» DATA TO PROCESS:
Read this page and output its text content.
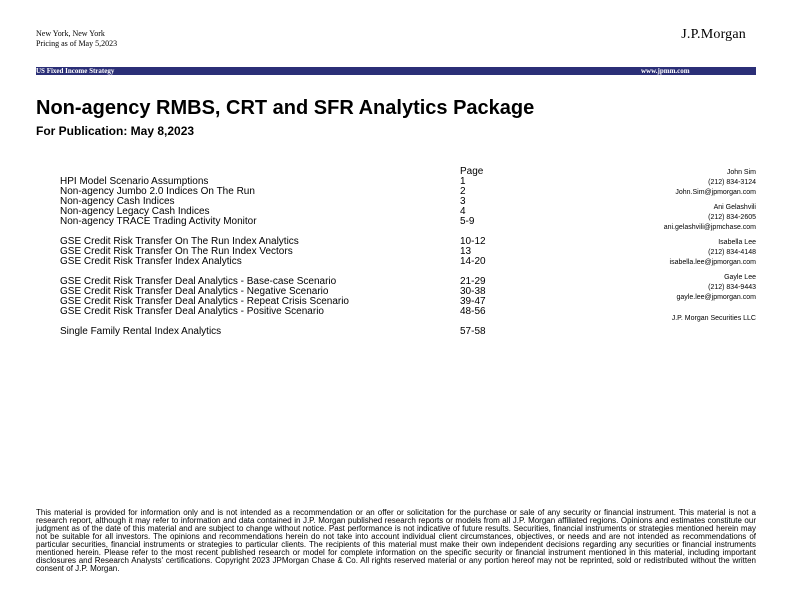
New York, New York
Pricing as of May 5,2023
J.P.Morgan
US Fixed Income Strategy	www.jpmm.com
Non-agency RMBS, CRT and SFR Analytics Package
For Publication: May 8,2023
Page
HPI Model Scenario Assumptions	1
Non-agency Jumbo 2.0 Indices On The Run	2
Non-agency Cash Indices	3
Non-agency Legacy Cash Indices	4
Non-agency TRACE Trading Activity Monitor	5-9
GSE Credit Risk Transfer On The Run Index Analytics	10-12
GSE Credit Risk Transfer On The Run Index Vectors	13
GSE Credit Risk Transfer Index Analytics	14-20
GSE Credit Risk Transfer Deal Analytics - Base-case Scenario	21-29
GSE Credit Risk Transfer Deal Analytics - Negative Scenario	30-38
GSE Credit Risk Transfer Deal Analytics - Repeat Crisis Scenario	39-47
GSE Credit Risk Transfer Deal Analytics - Positive Scenario	48-56
Single Family Rental Index Analytics	57-58
John Sim
(212) 834-3124
John.Sim@jpmorgan.com
Ani Gelashvili
(212) 834-2605
ani.gelashvili@jpmchase.com
Isabella Lee
(212) 834-4148
isabella.lee@jpmorgan.com
Gayle Lee
(212) 834-9443
gayle.lee@jpmorgan.com
J.P. Morgan Securities LLC
This material is provided for information only and is not intended as a recommendation or an offer or solicitation for the purchase or sale of any security or financial instrument. This material is not a research report, although it may refer to information and data contained in J.P. Morgan published research reports or models from all J.P. Morgan affiliated regions. Opinions and estimates constitute our judgment as of the date of this material and are subject to change without notice. Past performance is not indicative of future results. Securities, financial instruments or strategies mentioned herein may not be suitable for all investors. The opinions and recommendations herein do not take into account individual client circumstances, objectives, or needs and are not intended as recommendations of particular securities, financial instruments or strategies to particular clients. The recipients of this material must make their own independent decisions regarding any securities or financial instruments mentioned herein. Please refer to the most recent published research or model for complete information on the specific security or financial instrument mentioned in this material, including important disclosures and Research Analysts' certifications. Copyright 2023 JPMorgan Chase & Co. All rights reserved material or any portion hereof may not be reprinted, sold or redistributed without the written consent of J.P. Morgan.
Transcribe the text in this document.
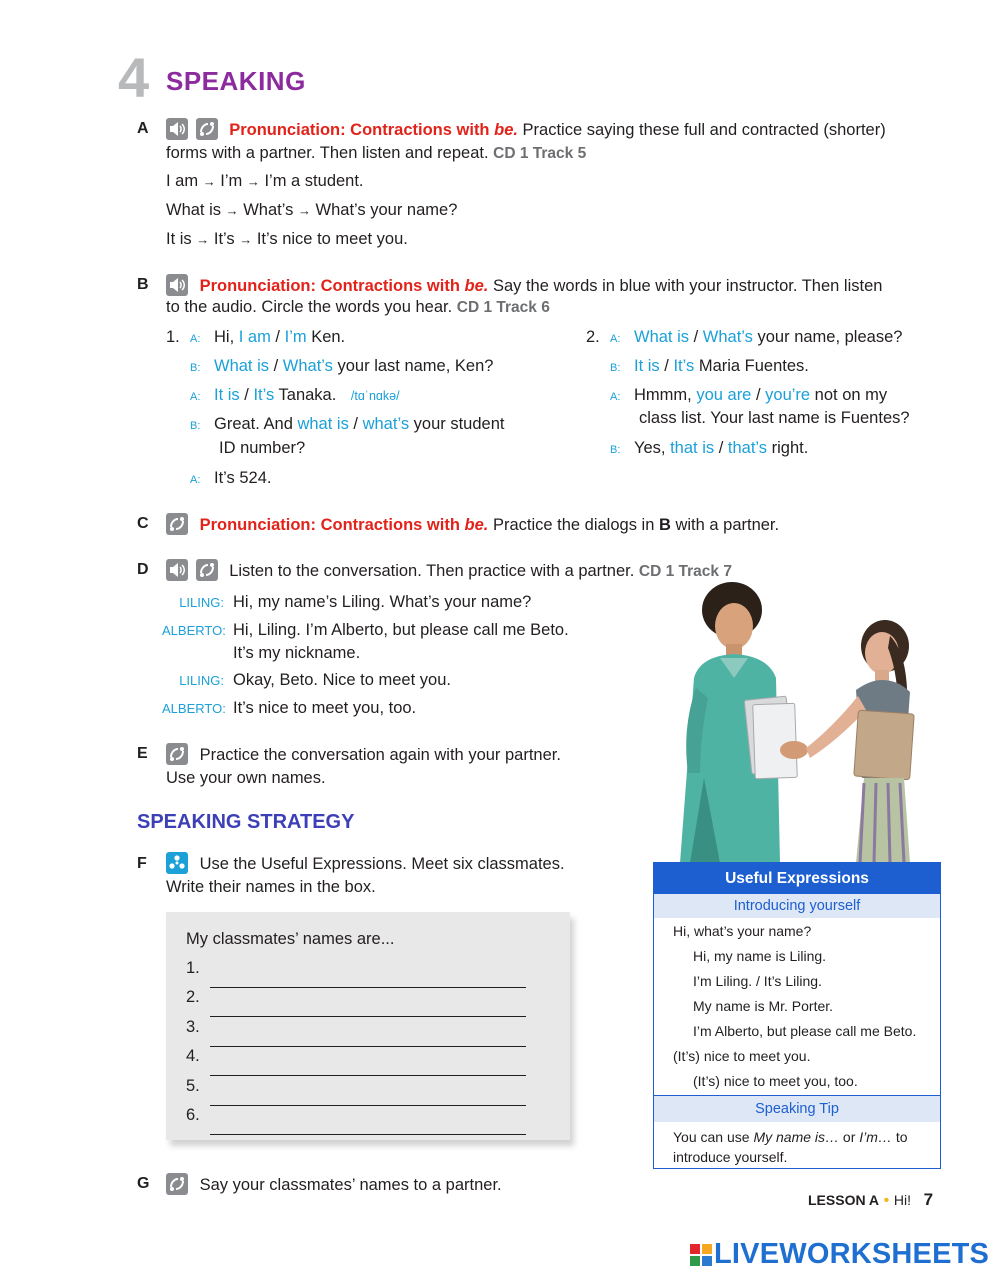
4 SPEAKING
A
	Pronunciation: Contractions with be. Practice saying these full and contracted (shorter)
forms with a partner. Then listen and repeat. CD 1 Track 5
I am → I’m → I’m a student.
What is → What’s → What’s your name?
It is → It’s → It’s nice to meet you.
B	Pronunciation: Contractions with be. Say the words in blue with your instructor. Then listen
to the audio. Circle the words you hear. CD 1 Track 6
1. A: Hi, I am / I’m Ken.
B: What is / What’s your last name, Ken?
A: It is / It’s Tanaka. /tɑˈnɑkə/
B: Great. And what is / what’s your student
ID number?
A: It’s 524.
2. A: What is / What’s your name, please?
B: It is / It’s Maria Fuentes.
A: Hmmm, you are / you’re not on my
class list. Your last name is Fuentes?
B: Yes, that is / that’s right.
C	Pronunciation: Contractions with be. Practice the dialogs in B with a partner.
D
	Listen to the conversation. Then practice with a partner. CD 1 Track 7
LILING: Hi, my name’s Liling. What’s your name?
ALBERTO: Hi, Liling. I’m Alberto, but please call me Beto.
It’s my nickname.
LILING: Okay, Beto. Nice to meet you.
ALBERTO: It’s nice to meet you, too.
E	Practice the conversation again with your partner.
Use your own names.
SPEAKING STRATEGY
F	Use the Useful Expressions. Meet six classmates.
Write their names in the box.
My classmates’ names are...
1.
2.
3.
4.
5.
6.
Useful Expressions
Introducing yourself
Hi, what’s your name?
Hi, my name is Liling.
I’m Liling. / It’s Liling.
My name is Mr. Porter.
I’m Alberto, but please call me Beto.
(It’s) nice to meet you.
(It’s) nice to meet you, too.
Speaking Tip
You can use My name is… or I’m… to
introduce yourself.
G	Say your classmates’ names to a partner.
LESSON A • Hi! 7
LIVEWORKSHEETS
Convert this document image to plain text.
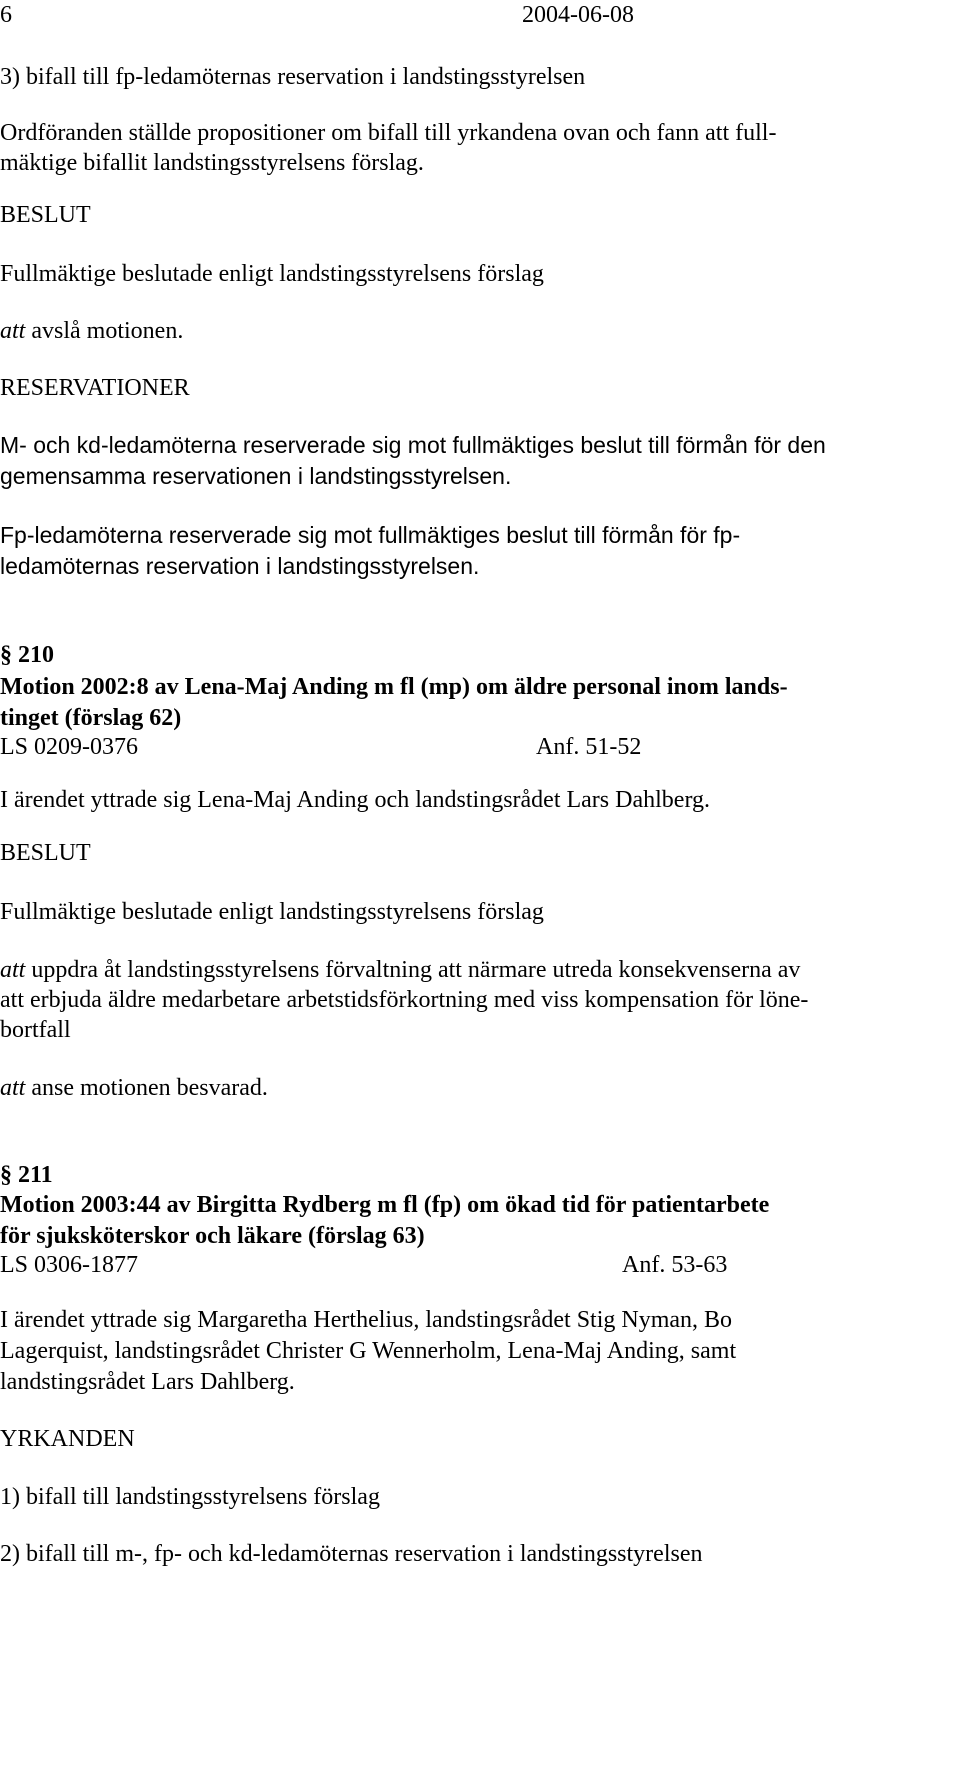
6	2004-06-08
3) bifall till fp-ledamöternas reservation i landstingsstyrelsen
Ordföranden ställde propositioner om bifall till yrkandena ovan och fann att full-
mäktige bifallit landstingsstyrelsens förslag.
BESLUT
Fullmäktige beslutade enligt landstingsstyrelsens förslag
att avslå motionen.
RESERVATIONER
M- och kd-ledamöterna reserverade sig mot fullmäktiges beslut till förmån för den
gemensamma reservationen i landstingsstyrelsen.
Fp-ledamöterna reserverade sig mot fullmäktiges beslut till förmån för fp-
ledamöternas reservation i landstingsstyrelsen.
§ 210
Motion 2002:8 av Lena-Maj Anding m fl (mp) om äldre personal inom lands-
tinget (förslag 62)
LS 0209-0376	Anf. 51-52
I ärendet yttrade sig Lena-Maj Anding och landstingsrådet Lars Dahlberg.
BESLUT
Fullmäktige beslutade enligt landstingsstyrelsens förslag
att uppdra åt landstingsstyrelsens förvaltning att närmare utreda konsekvenserna av
att erbjuda äldre medarbetare arbetstidsförkortning med viss kompensation för löne-
bortfall
att anse motionen besvarad.
§ 211
Motion 2003:44 av Birgitta Rydberg m fl (fp) om ökad tid för patientarbete
för sjuksköterskor och läkare (förslag 63)
LS 0306-1877	Anf. 53-63
I ärendet yttrade sig Margaretha Herthelius, landstingsrådet Stig Nyman, Bo
Lagerquist, landstingsrådet Christer G Wennerholm, Lena-Maj Anding, samt
landstingsrådet Lars Dahlberg.
YRKANDEN
1) bifall till landstingsstyrelsens förslag
2) bifall till m-, fp- och kd-ledamöternas reservation i landstingsstyrelsen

» WHAT THE TASK ASKS:
Retype exactly, please, the span from the line holding "Convert this document image to plain text." through the closing line of the data, both ends included, without the pictures.

» RESPONSE TO THIS TASK:
Convert this document image to plain text.
6	2004-06-08
3) bifall till fp-ledamöternas reservation i landstingsstyrelsen
Ordföranden ställde propositioner om bifall till yrkandena ovan och fann att full-
mäktige bifallit landstingsstyrelsens förslag.
BESLUT
Fullmäktige beslutade enligt landstingsstyrelsens förslag
att avslå motionen.
RESERVATIONER
M- och kd-ledamöterna reserverade sig mot fullmäktiges beslut till förmån för den
gemensamma reservationen i landstingsstyrelsen.
Fp-ledamöterna reserverade sig mot fullmäktiges beslut till förmån för fp-
ledamöternas reservation i landstingsstyrelsen.
§ 210
Motion 2002:8 av Lena-Maj Anding m fl (mp) om äldre personal inom lands-
tinget (förslag 62)
LS 0209-0376	Anf. 51-52
I ärendet yttrade sig Lena-Maj Anding och landstingsrådet Lars Dahlberg.
BESLUT
Fullmäktige beslutade enligt landstingsstyrelsens förslag
att uppdra åt landstingsstyrelsens förvaltning att närmare utreda konsekvenserna av
att erbjuda äldre medarbetare arbetstidsförkortning med viss kompensation för löne-
bortfall
att anse motionen besvarad.
§ 211
Motion 2003:44 av Birgitta Rydberg m fl (fp) om ökad tid för patientarbete
för sjuksköterskor och läkare (förslag 63)
LS 0306-1877	Anf. 53-63
I ärendet yttrade sig Margaretha Herthelius, landstingsrådet Stig Nyman, Bo
Lagerquist, landstingsrådet Christer G Wennerholm, Lena-Maj Anding, samt
landstingsrådet Lars Dahlberg.
YRKANDEN
1) bifall till landstingsstyrelsens förslag
2) bifall till m-, fp- och kd-ledamöternas reservation i landstingsstyrelsen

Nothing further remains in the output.